> _A run of records_:
★ ★ ★ ★

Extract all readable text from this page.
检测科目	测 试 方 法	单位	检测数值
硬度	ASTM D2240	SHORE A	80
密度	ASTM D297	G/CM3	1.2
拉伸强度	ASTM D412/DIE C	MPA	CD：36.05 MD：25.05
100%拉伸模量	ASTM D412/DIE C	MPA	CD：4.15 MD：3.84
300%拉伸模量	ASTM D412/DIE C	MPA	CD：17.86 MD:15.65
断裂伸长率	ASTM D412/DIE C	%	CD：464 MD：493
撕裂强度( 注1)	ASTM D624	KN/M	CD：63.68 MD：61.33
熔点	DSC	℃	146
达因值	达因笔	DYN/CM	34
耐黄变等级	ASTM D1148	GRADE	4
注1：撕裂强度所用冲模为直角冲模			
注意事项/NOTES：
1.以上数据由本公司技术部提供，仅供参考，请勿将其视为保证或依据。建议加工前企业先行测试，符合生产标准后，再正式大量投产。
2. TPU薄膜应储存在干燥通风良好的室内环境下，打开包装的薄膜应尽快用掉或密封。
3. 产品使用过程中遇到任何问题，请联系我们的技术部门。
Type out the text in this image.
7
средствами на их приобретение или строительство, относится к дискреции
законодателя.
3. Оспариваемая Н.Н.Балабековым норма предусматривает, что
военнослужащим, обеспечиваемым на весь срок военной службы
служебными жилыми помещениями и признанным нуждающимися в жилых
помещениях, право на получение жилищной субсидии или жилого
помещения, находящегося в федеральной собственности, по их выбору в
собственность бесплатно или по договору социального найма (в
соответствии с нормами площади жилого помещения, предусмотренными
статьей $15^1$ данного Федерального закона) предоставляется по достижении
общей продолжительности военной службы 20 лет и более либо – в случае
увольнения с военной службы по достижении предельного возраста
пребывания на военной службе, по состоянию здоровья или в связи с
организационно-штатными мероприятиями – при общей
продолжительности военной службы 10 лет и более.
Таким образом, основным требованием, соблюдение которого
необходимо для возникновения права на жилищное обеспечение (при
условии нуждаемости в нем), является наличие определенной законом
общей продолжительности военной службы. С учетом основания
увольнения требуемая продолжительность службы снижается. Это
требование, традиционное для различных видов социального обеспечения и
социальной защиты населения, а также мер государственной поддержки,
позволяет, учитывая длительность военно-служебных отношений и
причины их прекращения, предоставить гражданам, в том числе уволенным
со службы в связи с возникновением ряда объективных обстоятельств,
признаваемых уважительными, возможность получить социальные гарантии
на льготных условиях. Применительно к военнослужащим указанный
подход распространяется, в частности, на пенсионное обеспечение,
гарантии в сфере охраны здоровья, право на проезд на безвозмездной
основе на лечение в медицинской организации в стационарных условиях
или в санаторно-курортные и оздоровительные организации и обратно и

★ ★ ★ ★

Once more, set down the full listing, verbatim.

> _Answer below_:
Extract all readable text from this page.
检测科目	测 试 方 法	单位	检测数值
硬度	ASTM D2240	SHORE A	80
密度	ASTM D297	G/CM3	1.2
拉伸强度	ASTM D412/DIE C	MPA	CD：36.05 MD：25.05
100%拉伸模量	ASTM D412/DIE C	MPA	CD：4.15 MD：3.84
300%拉伸模量	ASTM D412/DIE C	MPA	CD：17.86 MD:15.65
断裂伸长率	ASTM D412/DIE C	%	CD：464 MD：493
撕裂强度( 注1)	ASTM D624	KN/M	CD：63.68 MD：61.33
熔点	DSC	℃	146
达因值	达因笔	DYN/CM	34
耐黄变等级	ASTM D1148	GRADE	4
注1：撕裂强度所用冲模为直角冲模			
注意事项/NOTES：
1.以上数据由本公司技术部提供，仅供参考，请勿将其视为保证或依据。建议加工前企业先行测试，符合生产标准后，再正式大量投产。
2. TPU薄膜应储存在干燥通风良好的室内环境下，打开包装的薄膜应尽快用掉或密封。
3. 产品使用过程中遇到任何问题，请联系我们的技术部门。
Type out the text in this image.
7
средствами на их приобретение или строительство, относится к дискреции
законодателя.
3. Оспариваемая Н.Н.Балабековым норма предусматривает, что
военнослужащим, обеспечиваемым на весь срок военной службы
служебными жилыми помещениями и признанным нуждающимися в жилых
помещениях, право на получение жилищной субсидии или жилого
помещения, находящегося в федеральной собственности, по их выбору в
собственность бесплатно или по договору социального найма (в
соответствии с нормами площади жилого помещения, предусмотренными
статьей $15^1$ данного Федерального закона) предоставляется по достижении
общей продолжительности военной службы 20 лет и более либо – в случае
увольнения с военной службы по достижении предельного возраста
пребывания на военной службе, по состоянию здоровья или в связи с
организационно-штатными мероприятиями – при общей
продолжительности военной службы 10 лет и более.
Таким образом, основным требованием, соблюдение которого
необходимо для возникновения права на жилищное обеспечение (при
условии нуждаемости в нем), является наличие определенной законом
общей продолжительности военной службы. С учетом основания
увольнения требуемая продолжительность службы снижается. Это
требование, традиционное для различных видов социального обеспечения и
социальной защиты населения, а также мер государственной поддержки,
позволяет, учитывая длительность военно-служебных отношений и
причины их прекращения, предоставить гражданам, в том числе уволенным
со службы в связи с возникновением ряда объективных обстоятельств,
признаваемых уважительными, возможность получить социальные гарантии
на льготных условиях. Применительно к военнослужащим указанный
подход распространяется, в частности, на пенсионное обеспечение,
гарантии в сфере охраны здоровья, право на проезд на безвозмездной
основе на лечение в медицинской организации в стационарных условиях
или в санаторно-курортные и оздоровительные организации и обратно и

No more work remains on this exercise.